**Given request**
Look through the material below for "Gelatin". Copy every line that contains it.

# start of Given information

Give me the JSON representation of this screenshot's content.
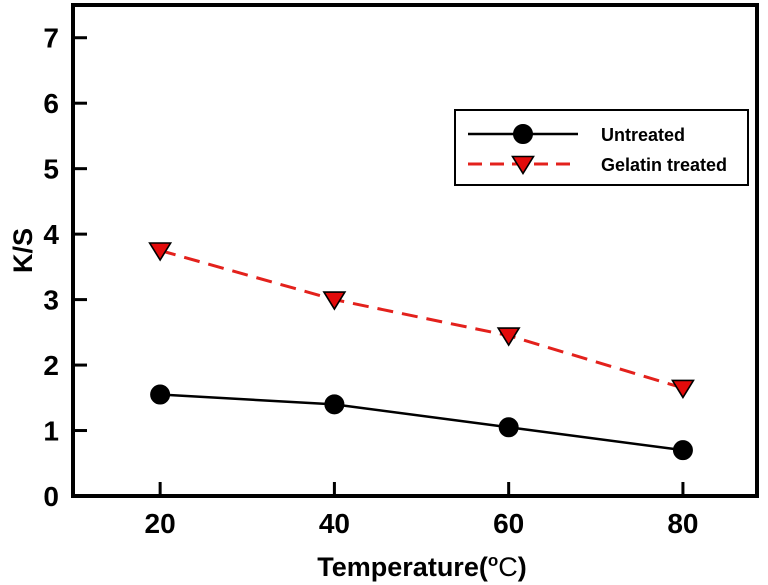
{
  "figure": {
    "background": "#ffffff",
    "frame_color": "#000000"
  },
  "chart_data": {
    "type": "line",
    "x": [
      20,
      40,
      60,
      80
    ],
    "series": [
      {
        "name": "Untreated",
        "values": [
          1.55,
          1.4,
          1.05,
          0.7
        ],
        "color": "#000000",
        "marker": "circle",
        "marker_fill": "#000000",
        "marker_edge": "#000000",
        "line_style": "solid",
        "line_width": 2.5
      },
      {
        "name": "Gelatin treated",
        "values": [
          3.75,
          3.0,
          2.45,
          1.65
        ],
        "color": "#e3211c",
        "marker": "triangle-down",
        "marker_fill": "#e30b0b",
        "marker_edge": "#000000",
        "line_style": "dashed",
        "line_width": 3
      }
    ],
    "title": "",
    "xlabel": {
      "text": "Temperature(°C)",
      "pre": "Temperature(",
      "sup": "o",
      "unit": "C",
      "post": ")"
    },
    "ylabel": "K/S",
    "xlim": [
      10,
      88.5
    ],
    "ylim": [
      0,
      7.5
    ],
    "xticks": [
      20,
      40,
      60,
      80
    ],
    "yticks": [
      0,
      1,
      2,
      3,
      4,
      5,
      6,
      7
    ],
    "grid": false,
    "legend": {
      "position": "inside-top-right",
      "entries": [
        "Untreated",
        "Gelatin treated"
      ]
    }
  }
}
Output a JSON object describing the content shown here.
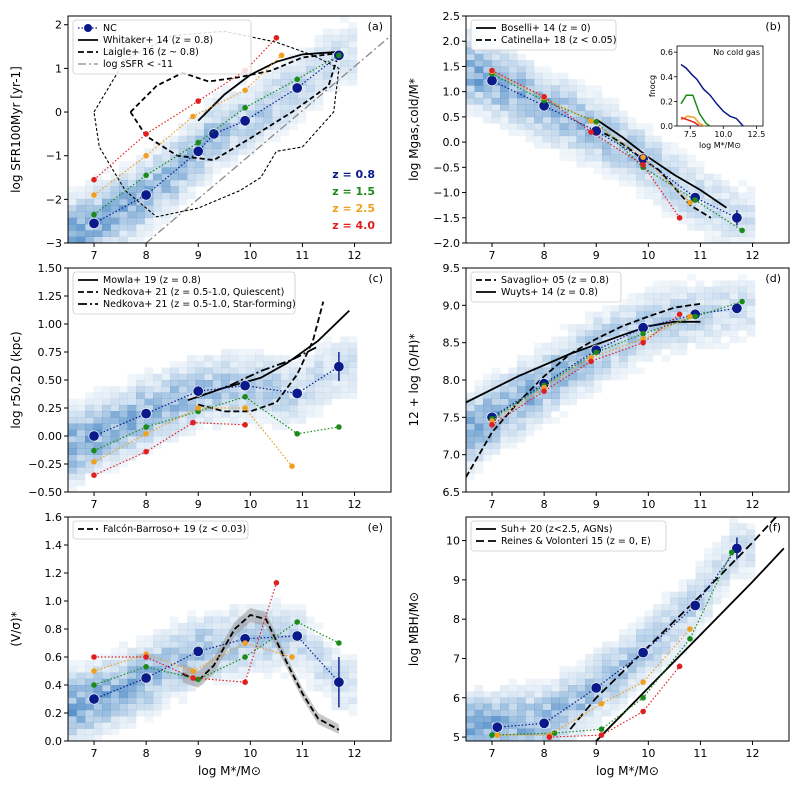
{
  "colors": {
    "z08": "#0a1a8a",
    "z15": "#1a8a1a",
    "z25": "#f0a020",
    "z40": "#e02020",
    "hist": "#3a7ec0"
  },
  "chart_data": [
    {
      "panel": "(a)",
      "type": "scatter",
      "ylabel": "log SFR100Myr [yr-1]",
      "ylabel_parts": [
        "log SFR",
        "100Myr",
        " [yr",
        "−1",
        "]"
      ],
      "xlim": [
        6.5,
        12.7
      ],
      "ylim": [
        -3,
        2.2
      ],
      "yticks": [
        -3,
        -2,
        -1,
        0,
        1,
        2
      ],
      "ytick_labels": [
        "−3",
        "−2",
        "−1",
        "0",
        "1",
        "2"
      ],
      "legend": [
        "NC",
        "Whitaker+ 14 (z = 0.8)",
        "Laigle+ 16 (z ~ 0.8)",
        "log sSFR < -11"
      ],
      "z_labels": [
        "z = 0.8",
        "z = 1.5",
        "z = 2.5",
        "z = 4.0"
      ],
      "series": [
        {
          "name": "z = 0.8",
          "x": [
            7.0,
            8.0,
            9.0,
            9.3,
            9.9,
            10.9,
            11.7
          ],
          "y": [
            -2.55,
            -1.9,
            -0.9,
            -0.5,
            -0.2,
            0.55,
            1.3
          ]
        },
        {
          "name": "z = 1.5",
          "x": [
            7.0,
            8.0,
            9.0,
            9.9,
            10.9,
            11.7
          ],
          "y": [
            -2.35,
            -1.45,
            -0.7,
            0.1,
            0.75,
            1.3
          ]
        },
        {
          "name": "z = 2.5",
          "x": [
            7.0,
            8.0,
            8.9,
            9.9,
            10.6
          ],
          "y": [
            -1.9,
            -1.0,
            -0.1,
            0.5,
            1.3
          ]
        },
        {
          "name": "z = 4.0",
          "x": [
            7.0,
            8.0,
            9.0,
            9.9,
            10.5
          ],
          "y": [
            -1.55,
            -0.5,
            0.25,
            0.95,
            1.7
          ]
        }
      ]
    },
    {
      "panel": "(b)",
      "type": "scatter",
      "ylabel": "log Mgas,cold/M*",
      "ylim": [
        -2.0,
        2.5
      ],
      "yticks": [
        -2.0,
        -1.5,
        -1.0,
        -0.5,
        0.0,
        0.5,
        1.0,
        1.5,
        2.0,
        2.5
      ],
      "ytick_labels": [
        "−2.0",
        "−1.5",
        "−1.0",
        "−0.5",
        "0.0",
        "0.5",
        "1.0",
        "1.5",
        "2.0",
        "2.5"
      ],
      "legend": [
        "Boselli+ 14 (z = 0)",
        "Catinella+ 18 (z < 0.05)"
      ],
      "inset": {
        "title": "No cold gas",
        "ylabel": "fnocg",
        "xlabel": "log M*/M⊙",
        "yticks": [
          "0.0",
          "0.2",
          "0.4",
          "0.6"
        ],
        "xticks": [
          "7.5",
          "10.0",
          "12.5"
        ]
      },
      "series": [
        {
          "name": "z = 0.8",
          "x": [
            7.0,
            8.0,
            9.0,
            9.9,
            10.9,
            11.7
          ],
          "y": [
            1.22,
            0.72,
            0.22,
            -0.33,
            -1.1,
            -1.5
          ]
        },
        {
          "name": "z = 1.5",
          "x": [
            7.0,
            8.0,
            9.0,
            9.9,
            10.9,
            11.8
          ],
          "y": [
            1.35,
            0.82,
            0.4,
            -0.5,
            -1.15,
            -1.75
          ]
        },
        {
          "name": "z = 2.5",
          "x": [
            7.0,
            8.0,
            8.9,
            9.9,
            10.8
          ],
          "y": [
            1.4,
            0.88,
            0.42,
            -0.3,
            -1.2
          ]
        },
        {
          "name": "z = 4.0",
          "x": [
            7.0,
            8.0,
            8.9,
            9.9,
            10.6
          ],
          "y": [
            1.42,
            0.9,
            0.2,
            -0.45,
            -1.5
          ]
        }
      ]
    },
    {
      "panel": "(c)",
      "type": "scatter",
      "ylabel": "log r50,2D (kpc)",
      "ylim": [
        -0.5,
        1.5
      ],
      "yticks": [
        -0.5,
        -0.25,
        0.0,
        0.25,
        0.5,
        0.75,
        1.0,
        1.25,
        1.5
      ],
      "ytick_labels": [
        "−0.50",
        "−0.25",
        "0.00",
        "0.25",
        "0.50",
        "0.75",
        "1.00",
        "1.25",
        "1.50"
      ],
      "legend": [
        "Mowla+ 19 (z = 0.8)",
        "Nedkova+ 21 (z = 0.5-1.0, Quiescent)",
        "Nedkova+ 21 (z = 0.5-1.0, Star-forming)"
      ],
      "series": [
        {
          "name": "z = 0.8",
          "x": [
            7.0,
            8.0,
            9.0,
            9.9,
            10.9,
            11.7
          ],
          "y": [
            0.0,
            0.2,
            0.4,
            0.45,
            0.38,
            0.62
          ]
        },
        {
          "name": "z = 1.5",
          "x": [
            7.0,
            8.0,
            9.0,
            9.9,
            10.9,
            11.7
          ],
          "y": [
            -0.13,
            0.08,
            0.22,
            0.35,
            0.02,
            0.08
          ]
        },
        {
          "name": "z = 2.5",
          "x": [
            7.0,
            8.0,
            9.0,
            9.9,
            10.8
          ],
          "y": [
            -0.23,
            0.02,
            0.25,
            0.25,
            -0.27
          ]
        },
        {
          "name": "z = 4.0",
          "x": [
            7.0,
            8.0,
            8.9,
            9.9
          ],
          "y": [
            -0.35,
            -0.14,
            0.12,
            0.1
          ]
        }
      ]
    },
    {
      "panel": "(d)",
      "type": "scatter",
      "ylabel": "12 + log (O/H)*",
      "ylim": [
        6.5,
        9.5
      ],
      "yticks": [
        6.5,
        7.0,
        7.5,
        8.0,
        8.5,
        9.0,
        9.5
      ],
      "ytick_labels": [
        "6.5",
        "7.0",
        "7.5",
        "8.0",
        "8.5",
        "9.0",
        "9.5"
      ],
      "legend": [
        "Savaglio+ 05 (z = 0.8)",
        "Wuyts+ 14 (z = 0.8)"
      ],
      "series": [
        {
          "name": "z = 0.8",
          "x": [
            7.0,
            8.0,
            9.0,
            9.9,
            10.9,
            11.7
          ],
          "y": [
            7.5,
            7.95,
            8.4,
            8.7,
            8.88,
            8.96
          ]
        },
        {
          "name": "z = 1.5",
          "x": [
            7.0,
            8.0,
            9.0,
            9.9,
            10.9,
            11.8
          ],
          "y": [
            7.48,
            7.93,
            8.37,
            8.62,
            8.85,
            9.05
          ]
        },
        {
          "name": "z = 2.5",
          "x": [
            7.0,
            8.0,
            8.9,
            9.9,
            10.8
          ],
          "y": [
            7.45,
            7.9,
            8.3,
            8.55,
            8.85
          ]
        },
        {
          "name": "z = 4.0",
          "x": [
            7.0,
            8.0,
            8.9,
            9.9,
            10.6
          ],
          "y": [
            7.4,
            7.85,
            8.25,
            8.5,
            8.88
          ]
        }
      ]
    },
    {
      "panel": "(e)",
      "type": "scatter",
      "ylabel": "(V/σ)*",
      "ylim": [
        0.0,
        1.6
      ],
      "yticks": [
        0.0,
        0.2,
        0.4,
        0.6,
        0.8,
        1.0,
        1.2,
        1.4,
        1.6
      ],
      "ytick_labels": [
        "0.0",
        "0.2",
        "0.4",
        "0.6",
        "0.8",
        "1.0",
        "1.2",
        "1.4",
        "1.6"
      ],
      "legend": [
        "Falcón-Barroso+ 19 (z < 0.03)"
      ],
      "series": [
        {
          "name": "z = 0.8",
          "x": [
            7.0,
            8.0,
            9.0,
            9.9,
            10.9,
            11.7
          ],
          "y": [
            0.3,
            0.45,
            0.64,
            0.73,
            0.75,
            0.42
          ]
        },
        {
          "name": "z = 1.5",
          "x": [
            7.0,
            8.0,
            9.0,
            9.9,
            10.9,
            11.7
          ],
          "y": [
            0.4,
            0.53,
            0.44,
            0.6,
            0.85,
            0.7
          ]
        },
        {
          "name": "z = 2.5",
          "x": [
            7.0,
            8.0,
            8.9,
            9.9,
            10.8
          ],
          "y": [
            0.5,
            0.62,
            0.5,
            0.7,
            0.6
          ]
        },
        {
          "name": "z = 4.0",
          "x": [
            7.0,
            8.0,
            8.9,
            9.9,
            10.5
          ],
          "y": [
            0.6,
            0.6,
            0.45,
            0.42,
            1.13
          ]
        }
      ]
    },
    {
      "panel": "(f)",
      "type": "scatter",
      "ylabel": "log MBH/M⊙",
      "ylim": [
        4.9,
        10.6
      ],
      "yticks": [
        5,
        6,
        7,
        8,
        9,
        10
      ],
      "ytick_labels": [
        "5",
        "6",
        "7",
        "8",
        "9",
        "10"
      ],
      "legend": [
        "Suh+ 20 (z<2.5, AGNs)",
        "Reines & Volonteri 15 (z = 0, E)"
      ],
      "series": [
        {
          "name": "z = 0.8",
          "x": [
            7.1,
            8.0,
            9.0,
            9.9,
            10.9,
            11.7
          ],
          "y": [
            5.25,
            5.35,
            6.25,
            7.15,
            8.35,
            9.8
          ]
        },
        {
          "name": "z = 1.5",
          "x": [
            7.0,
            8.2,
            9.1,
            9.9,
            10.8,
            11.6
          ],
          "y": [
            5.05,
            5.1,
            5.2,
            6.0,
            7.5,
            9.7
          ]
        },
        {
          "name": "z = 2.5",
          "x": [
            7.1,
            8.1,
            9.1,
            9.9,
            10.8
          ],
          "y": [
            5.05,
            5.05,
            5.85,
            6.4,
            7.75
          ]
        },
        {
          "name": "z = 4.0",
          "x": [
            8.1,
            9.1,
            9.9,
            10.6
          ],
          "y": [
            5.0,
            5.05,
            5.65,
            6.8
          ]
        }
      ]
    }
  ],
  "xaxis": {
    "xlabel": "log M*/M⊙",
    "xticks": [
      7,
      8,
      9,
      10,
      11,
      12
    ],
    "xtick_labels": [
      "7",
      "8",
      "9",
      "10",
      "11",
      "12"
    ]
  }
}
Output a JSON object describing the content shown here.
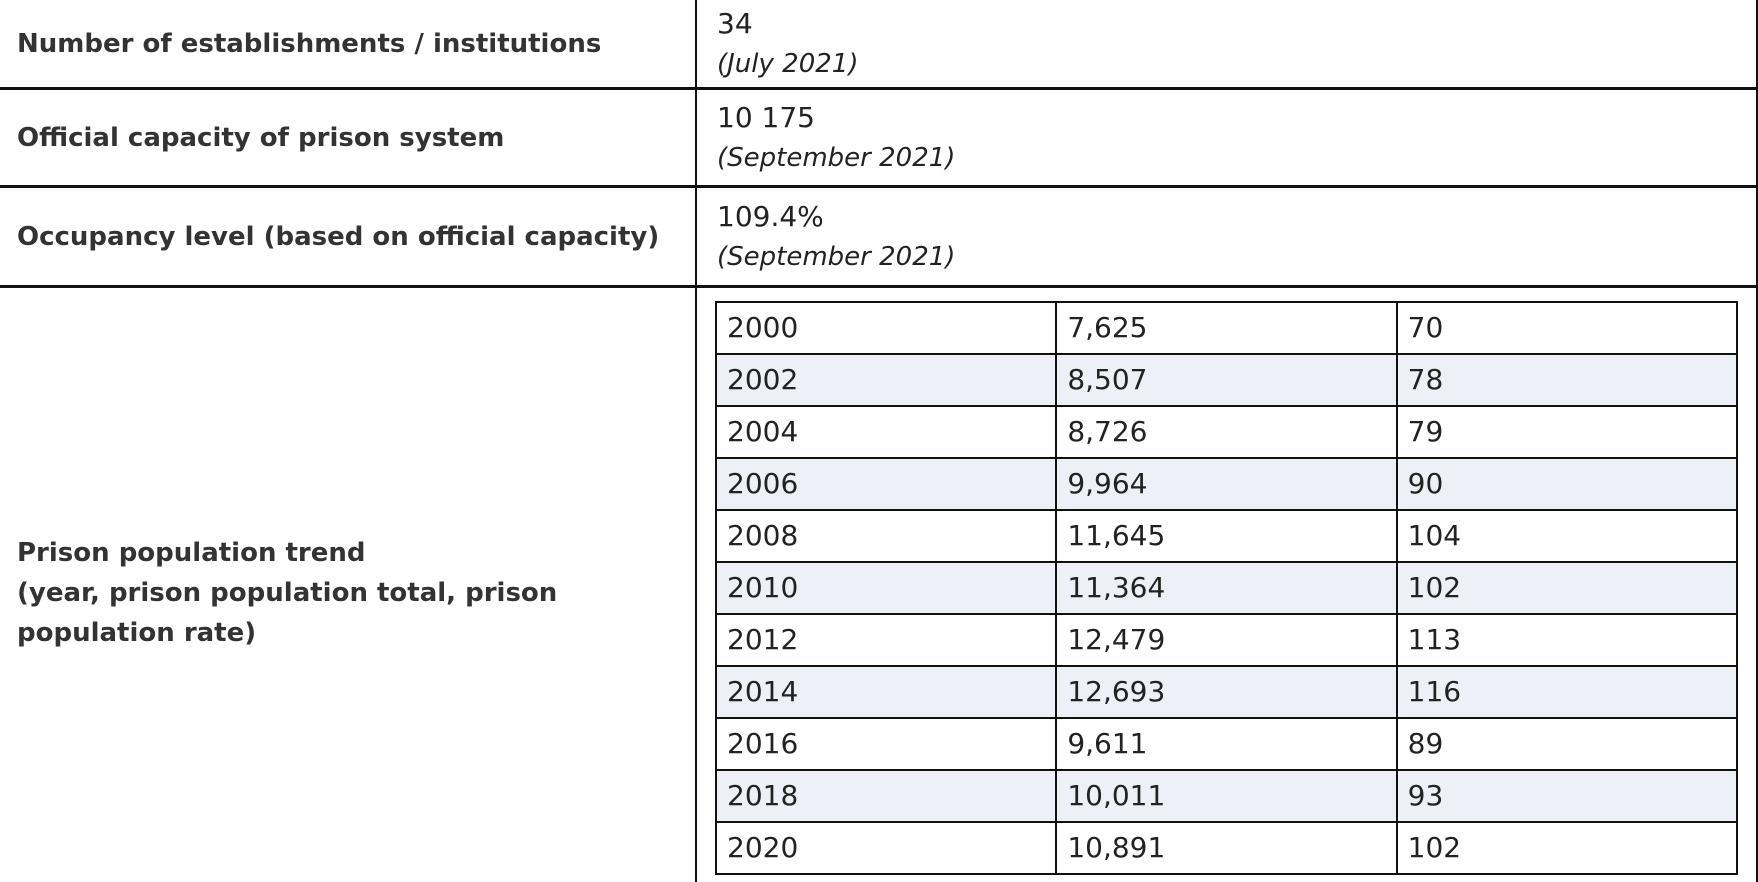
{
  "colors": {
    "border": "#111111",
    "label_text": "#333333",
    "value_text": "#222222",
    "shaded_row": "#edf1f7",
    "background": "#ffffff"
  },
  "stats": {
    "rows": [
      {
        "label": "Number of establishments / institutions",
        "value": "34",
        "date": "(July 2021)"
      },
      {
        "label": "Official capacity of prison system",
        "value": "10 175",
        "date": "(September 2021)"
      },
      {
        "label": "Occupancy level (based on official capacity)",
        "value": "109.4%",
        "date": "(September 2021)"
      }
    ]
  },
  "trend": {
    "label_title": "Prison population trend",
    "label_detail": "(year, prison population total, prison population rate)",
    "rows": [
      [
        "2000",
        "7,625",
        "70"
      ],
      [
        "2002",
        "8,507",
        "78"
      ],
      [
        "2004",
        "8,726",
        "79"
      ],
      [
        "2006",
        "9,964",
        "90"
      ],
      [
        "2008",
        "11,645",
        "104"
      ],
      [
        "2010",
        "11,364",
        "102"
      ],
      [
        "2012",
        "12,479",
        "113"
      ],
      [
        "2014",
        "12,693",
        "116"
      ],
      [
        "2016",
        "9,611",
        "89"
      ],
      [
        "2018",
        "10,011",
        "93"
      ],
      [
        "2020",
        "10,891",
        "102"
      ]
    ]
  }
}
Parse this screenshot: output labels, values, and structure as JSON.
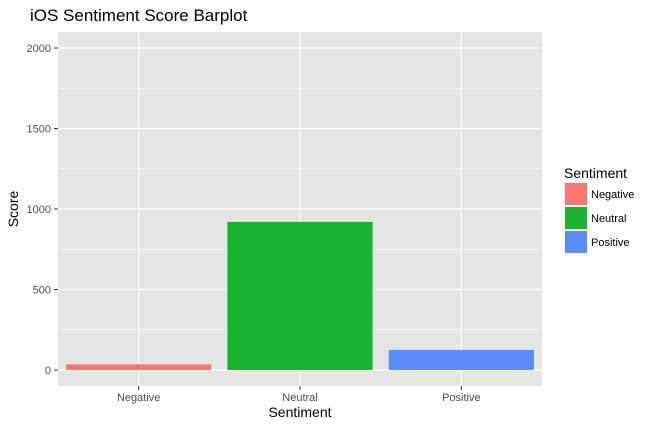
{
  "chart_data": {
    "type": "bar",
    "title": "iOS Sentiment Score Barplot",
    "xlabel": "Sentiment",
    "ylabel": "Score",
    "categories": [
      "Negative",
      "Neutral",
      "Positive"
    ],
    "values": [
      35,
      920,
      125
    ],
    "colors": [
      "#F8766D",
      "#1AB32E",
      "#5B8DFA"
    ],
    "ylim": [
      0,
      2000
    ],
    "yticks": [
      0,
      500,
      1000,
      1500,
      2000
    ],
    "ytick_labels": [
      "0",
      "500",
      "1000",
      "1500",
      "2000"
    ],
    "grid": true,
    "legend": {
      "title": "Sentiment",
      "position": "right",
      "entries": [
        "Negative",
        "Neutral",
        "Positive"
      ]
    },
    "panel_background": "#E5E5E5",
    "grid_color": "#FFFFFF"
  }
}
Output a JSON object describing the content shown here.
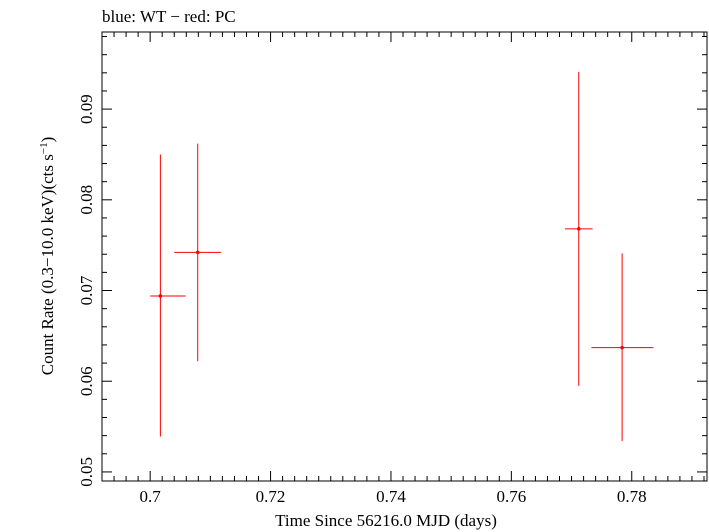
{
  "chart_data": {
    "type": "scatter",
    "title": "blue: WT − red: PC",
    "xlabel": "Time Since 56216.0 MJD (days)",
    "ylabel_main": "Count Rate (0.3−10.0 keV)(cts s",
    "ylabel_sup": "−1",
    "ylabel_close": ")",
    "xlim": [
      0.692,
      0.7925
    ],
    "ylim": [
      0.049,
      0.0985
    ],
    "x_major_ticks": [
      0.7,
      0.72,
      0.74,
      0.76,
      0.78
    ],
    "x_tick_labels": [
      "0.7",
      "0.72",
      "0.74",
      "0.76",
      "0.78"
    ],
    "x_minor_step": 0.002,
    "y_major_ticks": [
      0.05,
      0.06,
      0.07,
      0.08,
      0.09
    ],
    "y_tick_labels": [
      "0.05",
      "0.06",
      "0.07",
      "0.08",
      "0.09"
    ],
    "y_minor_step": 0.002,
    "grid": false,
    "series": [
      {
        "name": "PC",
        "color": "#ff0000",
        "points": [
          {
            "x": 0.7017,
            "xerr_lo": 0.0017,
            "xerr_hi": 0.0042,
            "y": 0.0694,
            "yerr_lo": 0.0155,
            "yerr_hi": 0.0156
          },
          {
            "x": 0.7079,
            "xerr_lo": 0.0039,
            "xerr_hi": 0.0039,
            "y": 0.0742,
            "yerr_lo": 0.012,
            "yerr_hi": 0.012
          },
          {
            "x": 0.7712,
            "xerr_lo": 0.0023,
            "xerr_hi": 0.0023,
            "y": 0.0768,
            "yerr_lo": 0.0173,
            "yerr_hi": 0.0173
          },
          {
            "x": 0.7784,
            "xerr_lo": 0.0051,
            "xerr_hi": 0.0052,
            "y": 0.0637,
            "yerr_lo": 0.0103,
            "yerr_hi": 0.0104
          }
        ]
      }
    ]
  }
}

# end of Given information

**Response**
        "name": "Gelatin treated",
        "Gelatin treated"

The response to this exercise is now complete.